:: Source material ::

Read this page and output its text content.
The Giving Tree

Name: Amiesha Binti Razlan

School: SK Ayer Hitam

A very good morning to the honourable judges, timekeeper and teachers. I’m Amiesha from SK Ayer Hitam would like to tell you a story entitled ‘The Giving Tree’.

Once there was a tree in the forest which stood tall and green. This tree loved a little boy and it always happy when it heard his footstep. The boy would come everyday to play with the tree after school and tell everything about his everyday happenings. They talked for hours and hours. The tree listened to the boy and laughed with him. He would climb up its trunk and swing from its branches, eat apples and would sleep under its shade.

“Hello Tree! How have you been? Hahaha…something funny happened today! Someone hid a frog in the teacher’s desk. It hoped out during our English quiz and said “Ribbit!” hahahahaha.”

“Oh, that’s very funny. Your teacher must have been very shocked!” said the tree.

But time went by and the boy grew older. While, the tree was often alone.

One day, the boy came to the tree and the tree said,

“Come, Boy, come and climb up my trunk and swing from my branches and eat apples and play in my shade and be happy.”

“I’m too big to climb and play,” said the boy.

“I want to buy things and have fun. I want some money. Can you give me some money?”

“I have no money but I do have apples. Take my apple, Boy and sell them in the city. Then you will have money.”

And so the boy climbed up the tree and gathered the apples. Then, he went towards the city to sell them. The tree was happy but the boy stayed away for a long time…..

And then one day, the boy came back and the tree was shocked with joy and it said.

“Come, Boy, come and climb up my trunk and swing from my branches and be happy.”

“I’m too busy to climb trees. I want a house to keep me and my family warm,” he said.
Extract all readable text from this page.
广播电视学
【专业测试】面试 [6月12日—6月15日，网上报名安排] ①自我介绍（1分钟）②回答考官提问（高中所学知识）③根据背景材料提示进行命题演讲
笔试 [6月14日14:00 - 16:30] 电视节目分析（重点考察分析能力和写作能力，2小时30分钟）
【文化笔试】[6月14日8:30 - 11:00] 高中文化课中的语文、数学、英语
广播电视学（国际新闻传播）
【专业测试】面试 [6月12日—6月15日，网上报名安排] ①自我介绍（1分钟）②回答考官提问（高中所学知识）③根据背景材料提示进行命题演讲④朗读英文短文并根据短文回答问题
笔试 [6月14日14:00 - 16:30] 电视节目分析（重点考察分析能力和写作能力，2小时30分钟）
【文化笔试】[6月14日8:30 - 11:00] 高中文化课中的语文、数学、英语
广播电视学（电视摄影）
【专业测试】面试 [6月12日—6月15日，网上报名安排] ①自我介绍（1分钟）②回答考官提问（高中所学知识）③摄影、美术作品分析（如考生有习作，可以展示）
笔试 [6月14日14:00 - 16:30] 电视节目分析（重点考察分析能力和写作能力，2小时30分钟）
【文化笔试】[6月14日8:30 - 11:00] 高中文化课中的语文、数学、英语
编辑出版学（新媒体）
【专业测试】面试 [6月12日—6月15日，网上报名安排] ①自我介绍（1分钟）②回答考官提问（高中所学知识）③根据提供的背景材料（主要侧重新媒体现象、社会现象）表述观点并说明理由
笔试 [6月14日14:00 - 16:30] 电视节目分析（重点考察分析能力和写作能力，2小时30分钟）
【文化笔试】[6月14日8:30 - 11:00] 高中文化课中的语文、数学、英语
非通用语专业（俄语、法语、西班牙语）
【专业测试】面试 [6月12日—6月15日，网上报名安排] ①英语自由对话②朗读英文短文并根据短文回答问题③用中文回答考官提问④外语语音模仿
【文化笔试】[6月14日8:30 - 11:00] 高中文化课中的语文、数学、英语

:::

Every line above should be retyped exactly as given.

**In response**
Read this page and output its text content.
The Giving Tree

Name: Amiesha Binti Razlan

School: SK Ayer Hitam

A very good morning to the honourable judges, timekeeper and teachers. I’m Amiesha from SK Ayer Hitam would like to tell you a story entitled ‘The Giving Tree’.

Once there was a tree in the forest which stood tall and green. This tree loved a little boy and it always happy when it heard his footstep. The boy would come everyday to play with the tree after school and tell everything about his everyday happenings. They talked for hours and hours. The tree listened to the boy and laughed with him. He would climb up its trunk and swing from its branches, eat apples and would sleep under its shade.

“Hello Tree! How have you been? Hahaha…something funny happened today! Someone hid a frog in the teacher’s desk. It hoped out during our English quiz and said “Ribbit!” hahahahaha.”

“Oh, that’s very funny. Your teacher must have been very shocked!” said the tree.

But time went by and the boy grew older. While, the tree was often alone.

One day, the boy came to the tree and the tree said,

“Come, Boy, come and climb up my trunk and swing from my branches and eat apples and play in my shade and be happy.”

“I’m too big to climb and play,” said the boy.

“I want to buy things and have fun. I want some money. Can you give me some money?”

“I have no money but I do have apples. Take my apple, Boy and sell them in the city. Then you will have money.”

And so the boy climbed up the tree and gathered the apples. Then, he went towards the city to sell them. The tree was happy but the boy stayed away for a long time…..

And then one day, the boy came back and the tree was shocked with joy and it said.

“Come, Boy, come and climb up my trunk and swing from my branches and be happy.”

“I’m too busy to climb trees. I want a house to keep me and my family warm,” he said.
Extract all readable text from this page.
广播电视学
【专业测试】面试 [6月12日—6月15日，网上报名安排] ①自我介绍（1分钟）②回答考官提问（高中所学知识）③根据背景材料提示进行命题演讲
笔试 [6月14日14:00 - 16:30] 电视节目分析（重点考察分析能力和写作能力，2小时30分钟）
【文化笔试】[6月14日8:30 - 11:00] 高中文化课中的语文、数学、英语
广播电视学（国际新闻传播）
【专业测试】面试 [6月12日—6月15日，网上报名安排] ①自我介绍（1分钟）②回答考官提问（高中所学知识）③根据背景材料提示进行命题演讲④朗读英文短文并根据短文回答问题
笔试 [6月14日14:00 - 16:30] 电视节目分析（重点考察分析能力和写作能力，2小时30分钟）
【文化笔试】[6月14日8:30 - 11:00] 高中文化课中的语文、数学、英语
广播电视学（电视摄影）
【专业测试】面试 [6月12日—6月15日，网上报名安排] ①自我介绍（1分钟）②回答考官提问（高中所学知识）③摄影、美术作品分析（如考生有习作，可以展示）
笔试 [6月14日14:00 - 16:30] 电视节目分析（重点考察分析能力和写作能力，2小时30分钟）
【文化笔试】[6月14日8:30 - 11:00] 高中文化课中的语文、数学、英语
编辑出版学（新媒体）
【专业测试】面试 [6月12日—6月15日，网上报名安排] ①自我介绍（1分钟）②回答考官提问（高中所学知识）③根据提供的背景材料（主要侧重新媒体现象、社会现象）表述观点并说明理由
笔试 [6月14日14:00 - 16:30] 电视节目分析（重点考察分析能力和写作能力，2小时30分钟）
【文化笔试】[6月14日8:30 - 11:00] 高中文化课中的语文、数学、英语
非通用语专业（俄语、法语、西班牙语）
【专业测试】面试 [6月12日—6月15日，网上报名安排] ①英语自由对话②朗读英文短文并根据短文回答问题③用中文回答考官提问④外语语音模仿
【文化笔试】[6月14日8:30 - 11:00] 高中文化课中的语文、数学、英语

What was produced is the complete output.